> Stated problem
The records below must be retyped exactly.

> Items
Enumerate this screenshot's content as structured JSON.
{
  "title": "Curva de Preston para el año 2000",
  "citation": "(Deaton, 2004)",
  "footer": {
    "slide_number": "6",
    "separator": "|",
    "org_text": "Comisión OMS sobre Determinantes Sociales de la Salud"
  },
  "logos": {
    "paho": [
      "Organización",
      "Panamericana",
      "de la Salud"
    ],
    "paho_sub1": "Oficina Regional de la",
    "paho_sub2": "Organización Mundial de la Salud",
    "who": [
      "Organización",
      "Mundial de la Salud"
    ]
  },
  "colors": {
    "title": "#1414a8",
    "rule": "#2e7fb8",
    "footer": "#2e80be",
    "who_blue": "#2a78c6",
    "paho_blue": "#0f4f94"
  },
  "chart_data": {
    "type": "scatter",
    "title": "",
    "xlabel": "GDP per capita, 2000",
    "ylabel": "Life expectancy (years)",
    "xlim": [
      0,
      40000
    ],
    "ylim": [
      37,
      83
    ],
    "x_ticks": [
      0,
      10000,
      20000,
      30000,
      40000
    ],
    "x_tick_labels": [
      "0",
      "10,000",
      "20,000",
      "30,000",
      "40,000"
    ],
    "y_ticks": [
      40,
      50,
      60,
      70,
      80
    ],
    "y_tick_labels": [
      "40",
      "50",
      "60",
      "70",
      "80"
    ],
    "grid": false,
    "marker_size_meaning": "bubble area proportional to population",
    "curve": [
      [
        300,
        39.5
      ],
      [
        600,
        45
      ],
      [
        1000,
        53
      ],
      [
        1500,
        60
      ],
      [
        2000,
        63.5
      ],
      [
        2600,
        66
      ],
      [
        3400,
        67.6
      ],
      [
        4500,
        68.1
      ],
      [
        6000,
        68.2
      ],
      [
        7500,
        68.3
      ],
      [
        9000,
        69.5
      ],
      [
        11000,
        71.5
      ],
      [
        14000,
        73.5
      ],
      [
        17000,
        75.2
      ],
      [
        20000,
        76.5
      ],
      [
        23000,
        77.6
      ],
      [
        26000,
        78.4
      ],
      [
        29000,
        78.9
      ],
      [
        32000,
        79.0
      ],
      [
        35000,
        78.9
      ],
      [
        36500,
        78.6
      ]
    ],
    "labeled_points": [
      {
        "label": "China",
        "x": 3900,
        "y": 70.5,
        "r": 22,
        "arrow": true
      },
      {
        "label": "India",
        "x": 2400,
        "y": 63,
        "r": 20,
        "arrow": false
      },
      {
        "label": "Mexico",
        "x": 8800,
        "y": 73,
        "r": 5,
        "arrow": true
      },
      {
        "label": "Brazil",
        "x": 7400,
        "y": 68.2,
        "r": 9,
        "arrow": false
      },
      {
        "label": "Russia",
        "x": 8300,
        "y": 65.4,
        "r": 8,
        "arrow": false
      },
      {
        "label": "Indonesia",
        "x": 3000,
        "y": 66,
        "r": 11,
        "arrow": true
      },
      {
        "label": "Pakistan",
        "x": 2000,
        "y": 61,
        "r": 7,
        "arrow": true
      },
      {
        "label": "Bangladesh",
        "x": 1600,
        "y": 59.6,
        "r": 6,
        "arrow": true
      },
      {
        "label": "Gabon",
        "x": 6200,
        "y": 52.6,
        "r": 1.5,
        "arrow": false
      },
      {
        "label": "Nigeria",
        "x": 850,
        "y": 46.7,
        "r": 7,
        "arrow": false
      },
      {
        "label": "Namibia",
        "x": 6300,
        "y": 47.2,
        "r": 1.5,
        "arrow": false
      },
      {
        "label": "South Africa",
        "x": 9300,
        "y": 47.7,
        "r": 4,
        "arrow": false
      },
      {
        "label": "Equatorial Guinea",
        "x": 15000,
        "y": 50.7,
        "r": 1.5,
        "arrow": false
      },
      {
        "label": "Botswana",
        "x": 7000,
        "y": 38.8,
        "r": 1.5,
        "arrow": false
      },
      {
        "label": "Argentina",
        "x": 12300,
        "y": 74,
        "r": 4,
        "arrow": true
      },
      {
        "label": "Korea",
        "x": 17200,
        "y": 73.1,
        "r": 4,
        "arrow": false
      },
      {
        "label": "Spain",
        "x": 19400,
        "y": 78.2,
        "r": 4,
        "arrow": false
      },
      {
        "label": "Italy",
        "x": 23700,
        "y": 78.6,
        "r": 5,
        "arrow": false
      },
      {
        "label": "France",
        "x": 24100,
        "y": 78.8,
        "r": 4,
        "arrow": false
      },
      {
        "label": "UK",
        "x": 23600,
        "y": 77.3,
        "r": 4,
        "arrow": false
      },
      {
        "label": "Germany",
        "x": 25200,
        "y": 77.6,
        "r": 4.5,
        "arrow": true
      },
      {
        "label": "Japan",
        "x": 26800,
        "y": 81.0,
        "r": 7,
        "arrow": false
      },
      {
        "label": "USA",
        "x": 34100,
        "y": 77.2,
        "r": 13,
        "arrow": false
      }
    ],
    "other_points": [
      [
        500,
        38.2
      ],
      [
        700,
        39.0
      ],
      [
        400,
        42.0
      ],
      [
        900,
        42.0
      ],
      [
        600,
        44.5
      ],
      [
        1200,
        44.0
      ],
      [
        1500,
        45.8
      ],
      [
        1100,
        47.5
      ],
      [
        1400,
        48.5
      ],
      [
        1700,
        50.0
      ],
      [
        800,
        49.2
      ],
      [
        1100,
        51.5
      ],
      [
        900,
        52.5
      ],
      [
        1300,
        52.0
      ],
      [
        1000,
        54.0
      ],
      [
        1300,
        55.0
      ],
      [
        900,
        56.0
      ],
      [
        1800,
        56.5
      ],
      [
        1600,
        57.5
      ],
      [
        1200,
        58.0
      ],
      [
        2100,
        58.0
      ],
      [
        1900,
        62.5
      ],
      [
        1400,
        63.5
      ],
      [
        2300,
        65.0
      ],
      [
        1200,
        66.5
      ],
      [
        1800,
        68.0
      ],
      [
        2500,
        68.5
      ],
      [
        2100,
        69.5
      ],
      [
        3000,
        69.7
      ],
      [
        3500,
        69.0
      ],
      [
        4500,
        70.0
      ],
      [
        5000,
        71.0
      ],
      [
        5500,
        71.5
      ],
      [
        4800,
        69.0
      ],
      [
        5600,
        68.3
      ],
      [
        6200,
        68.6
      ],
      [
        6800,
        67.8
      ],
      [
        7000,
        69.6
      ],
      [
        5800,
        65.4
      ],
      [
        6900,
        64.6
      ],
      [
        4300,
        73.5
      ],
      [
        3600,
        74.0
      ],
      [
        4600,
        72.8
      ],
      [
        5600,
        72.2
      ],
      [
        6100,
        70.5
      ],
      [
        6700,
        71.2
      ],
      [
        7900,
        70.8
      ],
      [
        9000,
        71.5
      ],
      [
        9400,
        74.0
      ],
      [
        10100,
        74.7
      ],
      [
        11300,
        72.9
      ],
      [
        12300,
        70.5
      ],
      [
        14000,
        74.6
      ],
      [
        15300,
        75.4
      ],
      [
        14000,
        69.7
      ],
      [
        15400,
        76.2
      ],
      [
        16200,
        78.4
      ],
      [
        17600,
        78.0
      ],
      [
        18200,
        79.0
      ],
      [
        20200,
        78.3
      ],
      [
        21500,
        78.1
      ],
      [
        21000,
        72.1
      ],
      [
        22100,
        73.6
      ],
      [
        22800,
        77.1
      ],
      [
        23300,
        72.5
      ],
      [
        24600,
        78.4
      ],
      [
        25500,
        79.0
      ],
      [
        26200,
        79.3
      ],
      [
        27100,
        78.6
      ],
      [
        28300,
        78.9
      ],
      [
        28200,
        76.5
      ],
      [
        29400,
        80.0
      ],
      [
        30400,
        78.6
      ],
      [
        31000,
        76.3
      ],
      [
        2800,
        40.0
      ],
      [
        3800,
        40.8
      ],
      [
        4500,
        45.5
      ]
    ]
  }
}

> Final result
Enumerate this screenshot's content as structured JSON.
{
  "title": "Curva de Preston para el año 2000",
  "citation": "(Deaton, 2004)",
  "footer": {
    "slide_number": "6",
    "separator": "|",
    "org_text": "Comisión OMS sobre Determinantes Sociales de la Salud"
  },
  "logos": {
    "paho": [
      "Organización",
      "Panamericana",
      "de la Salud"
    ],
    "paho_sub1": "Oficina Regional de la",
    "paho_sub2": "Organización Mundial de la Salud",
    "who": [
      "Organización",
      "Mundial de la Salud"
    ]
  },
  "colors": {
    "title": "#1414a8",
    "rule": "#2e7fb8",
    "footer": "#2e80be",
    "who_blue": "#2a78c6",
    "paho_blue": "#0f4f94"
  },
  "chart_data": {
    "type": "scatter",
    "title": "",
    "xlabel": "GDP per capita, 2000",
    "ylabel": "Life expectancy (years)",
    "xlim": [
      0,
      40000
    ],
    "ylim": [
      37,
      83
    ],
    "x_ticks": [
      0,
      10000,
      20000,
      30000,
      40000
    ],
    "x_tick_labels": [
      "0",
      "10,000",
      "20,000",
      "30,000",
      "40,000"
    ],
    "y_ticks": [
      40,
      50,
      60,
      70,
      80
    ],
    "y_tick_labels": [
      "40",
      "50",
      "60",
      "70",
      "80"
    ],
    "grid": false,
    "marker_size_meaning": "bubble area proportional to population",
    "curve": [
      [
        300,
        39.5
      ],
      [
        600,
        45
      ],
      [
        1000,
        53
      ],
      [
        1500,
        60
      ],
      [
        2000,
        63.5
      ],
      [
        2600,
        66
      ],
      [
        3400,
        67.6
      ],
      [
        4500,
        68.1
      ],
      [
        6000,
        68.2
      ],
      [
        7500,
        68.3
      ],
      [
        9000,
        69.5
      ],
      [
        11000,
        71.5
      ],
      [
        14000,
        73.5
      ],
      [
        17000,
        75.2
      ],
      [
        20000,
        76.5
      ],
      [
        23000,
        77.6
      ],
      [
        26000,
        78.4
      ],
      [
        29000,
        78.9
      ],
      [
        32000,
        79.0
      ],
      [
        35000,
        78.9
      ],
      [
        36500,
        78.6
      ]
    ],
    "labeled_points": [
      {
        "label": "China",
        "x": 3900,
        "y": 70.5,
        "r": 22,
        "arrow": true
      },
      {
        "label": "India",
        "x": 2400,
        "y": 63,
        "r": 20,
        "arrow": false
      },
      {
        "label": "Mexico",
        "x": 8800,
        "y": 73,
        "r": 5,
        "arrow": true
      },
      {
        "label": "Brazil",
        "x": 7400,
        "y": 68.2,
        "r": 9,
        "arrow": false
      },
      {
        "label": "Russia",
        "x": 8300,
        "y": 65.4,
        "r": 8,
        "arrow": false
      },
      {
        "label": "Indonesia",
        "x": 3000,
        "y": 66,
        "r": 11,
        "arrow": true
      },
      {
        "label": "Pakistan",
        "x": 2000,
        "y": 61,
        "r": 7,
        "arrow": true
      },
      {
        "label": "Bangladesh",
        "x": 1600,
        "y": 59.6,
        "r": 6,
        "arrow": true
      },
      {
        "label": "Gabon",
        "x": 6200,
        "y": 52.6,
        "r": 1.5,
        "arrow": false
      },
      {
        "label": "Nigeria",
        "x": 850,
        "y": 46.7,
        "r": 7,
        "arrow": false
      },
      {
        "label": "Namibia",
        "x": 6300,
        "y": 47.2,
        "r": 1.5,
        "arrow": false
      },
      {
        "label": "South Africa",
        "x": 9300,
        "y": 47.7,
        "r": 4,
        "arrow": false
      },
      {
        "label": "Equatorial Guinea",
        "x": 15000,
        "y": 50.7,
        "r": 1.5,
        "arrow": false
      },
      {
        "label": "Botswana",
        "x": 7000,
        "y": 38.8,
        "r": 1.5,
        "arrow": false
      },
      {
        "label": "Argentina",
        "x": 12300,
        "y": 74,
        "r": 4,
        "arrow": true
      },
      {
        "label": "Korea",
        "x": 17200,
        "y": 73.1,
        "r": 4,
        "arrow": false
      },
      {
        "label": "Spain",
        "x": 19400,
        "y": 78.2,
        "r": 4,
        "arrow": false
      },
      {
        "label": "Italy",
        "x": 23700,
        "y": 78.6,
        "r": 5,
        "arrow": false
      },
      {
        "label": "France",
        "x": 24100,
        "y": 78.8,
        "r": 4,
        "arrow": false
      },
      {
        "label": "UK",
        "x": 23600,
        "y": 77.3,
        "r": 4,
        "arrow": false
      },
      {
        "label": "Germany",
        "x": 25200,
        "y": 77.6,
        "r": 4.5,
        "arrow": true
      },
      {
        "label": "Japan",
        "x": 26800,
        "y": 81.0,
        "r": 7,
        "arrow": false
      },
      {
        "label": "USA",
        "x": 34100,
        "y": 77.2,
        "r": 13,
        "arrow": false
      }
    ],
    "other_points": [
      [
        500,
        38.2
      ],
      [
        700,
        39.0
      ],
      [
        400,
        42.0
      ],
      [
        900,
        42.0
      ],
      [
        600,
        44.5
      ],
      [
        1200,
        44.0
      ],
      [
        1500,
        45.8
      ],
      [
        1100,
        47.5
      ],
      [
        1400,
        48.5
      ],
      [
        1700,
        50.0
      ],
      [
        800,
        49.2
      ],
      [
        1100,
        51.5
      ],
      [
        900,
        52.5
      ],
      [
        1300,
        52.0
      ],
      [
        1000,
        54.0
      ],
      [
        1300,
        55.0
      ],
      [
        900,
        56.0
      ],
      [
        1800,
        56.5
      ],
      [
        1600,
        57.5
      ],
      [
        1200,
        58.0
      ],
      [
        2100,
        58.0
      ],
      [
        1900,
        62.5
      ],
      [
        1400,
        63.5
      ],
      [
        2300,
        65.0
      ],
      [
        1200,
        66.5
      ],
      [
        1800,
        68.0
      ],
      [
        2500,
        68.5
      ],
      [
        2100,
        69.5
      ],
      [
        3000,
        69.7
      ],
      [
        3500,
        69.0
      ],
      [
        4500,
        70.0
      ],
      [
        5000,
        71.0
      ],
      [
        5500,
        71.5
      ],
      [
        4800,
        69.0
      ],
      [
        5600,
        68.3
      ],
      [
        6200,
        68.6
      ],
      [
        6800,
        67.8
      ],
      [
        7000,
        69.6
      ],
      [
        5800,
        65.4
      ],
      [
        6900,
        64.6
      ],
      [
        4300,
        73.5
      ],
      [
        3600,
        74.0
      ],
      [
        4600,
        72.8
      ],
      [
        5600,
        72.2
      ],
      [
        6100,
        70.5
      ],
      [
        6700,
        71.2
      ],
      [
        7900,
        70.8
      ],
      [
        9000,
        71.5
      ],
      [
        9400,
        74.0
      ],
      [
        10100,
        74.7
      ],
      [
        11300,
        72.9
      ],
      [
        12300,
        70.5
      ],
      [
        14000,
        74.6
      ],
      [
        15300,
        75.4
      ],
      [
        14000,
        69.7
      ],
      [
        15400,
        76.2
      ],
      [
        16200,
        78.4
      ],
      [
        17600,
        78.0
      ],
      [
        18200,
        79.0
      ],
      [
        20200,
        78.3
      ],
      [
        21500,
        78.1
      ],
      [
        21000,
        72.1
      ],
      [
        22100,
        73.6
      ],
      [
        22800,
        77.1
      ],
      [
        23300,
        72.5
      ],
      [
        24600,
        78.4
      ],
      [
        25500,
        79.0
      ],
      [
        26200,
        79.3
      ],
      [
        27100,
        78.6
      ],
      [
        28300,
        78.9
      ],
      [
        28200,
        76.5
      ],
      [
        29400,
        80.0
      ],
      [
        30400,
        78.6
      ],
      [
        31000,
        76.3
      ],
      [
        2800,
        40.0
      ],
      [
        3800,
        40.8
      ],
      [
        4500,
        45.5
      ]
    ]
  }
}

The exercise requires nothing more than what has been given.